[Figure dataset records]
──────

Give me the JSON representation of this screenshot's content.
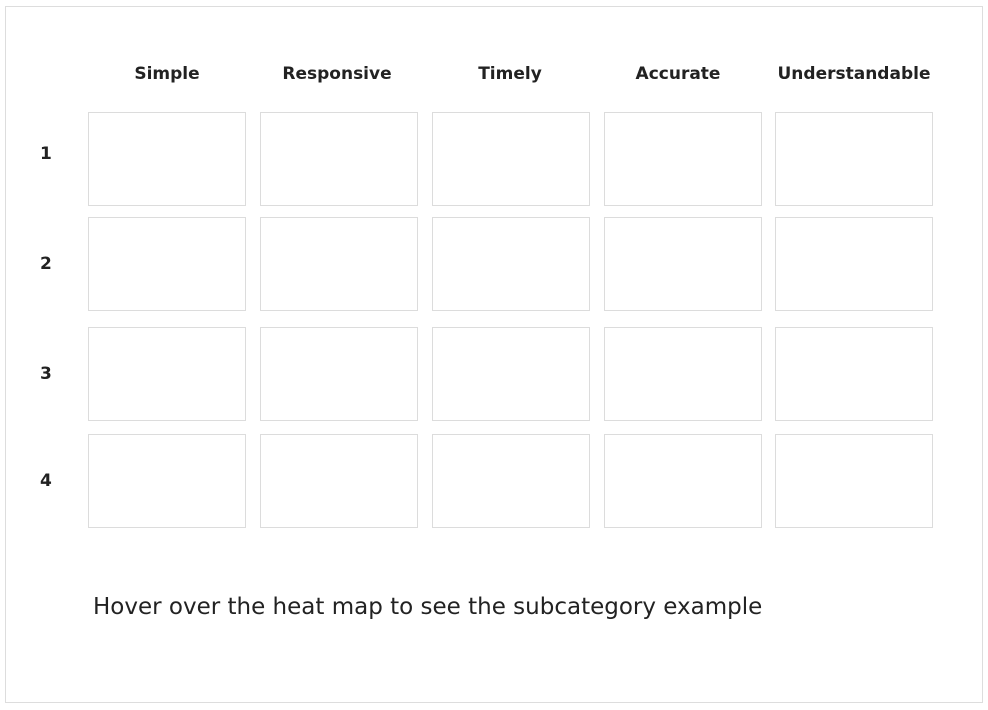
{
  "heatmap": {
    "columns": [
      "Simple",
      "Responsive",
      "Timely",
      "Accurate",
      "Understandable"
    ],
    "rows": [
      "1",
      "2",
      "3",
      "4"
    ]
  },
  "hint_text": "Hover over the heat map to see the subcategory example"
}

──────

**Your task:** Set down the complete material exactly, but do not include the images.

**Solution to this exercise:**
Give me the JSON representation of this screenshot's content.
{
  "heatmap": {
    "columns": [
      "Simple",
      "Responsive",
      "Timely",
      "Accurate",
      "Understandable"
    ],
    "rows": [
      "1",
      "2",
      "3",
      "4"
    ]
  },
  "hint_text": "Hover over the heat map to see the subcategory example"
}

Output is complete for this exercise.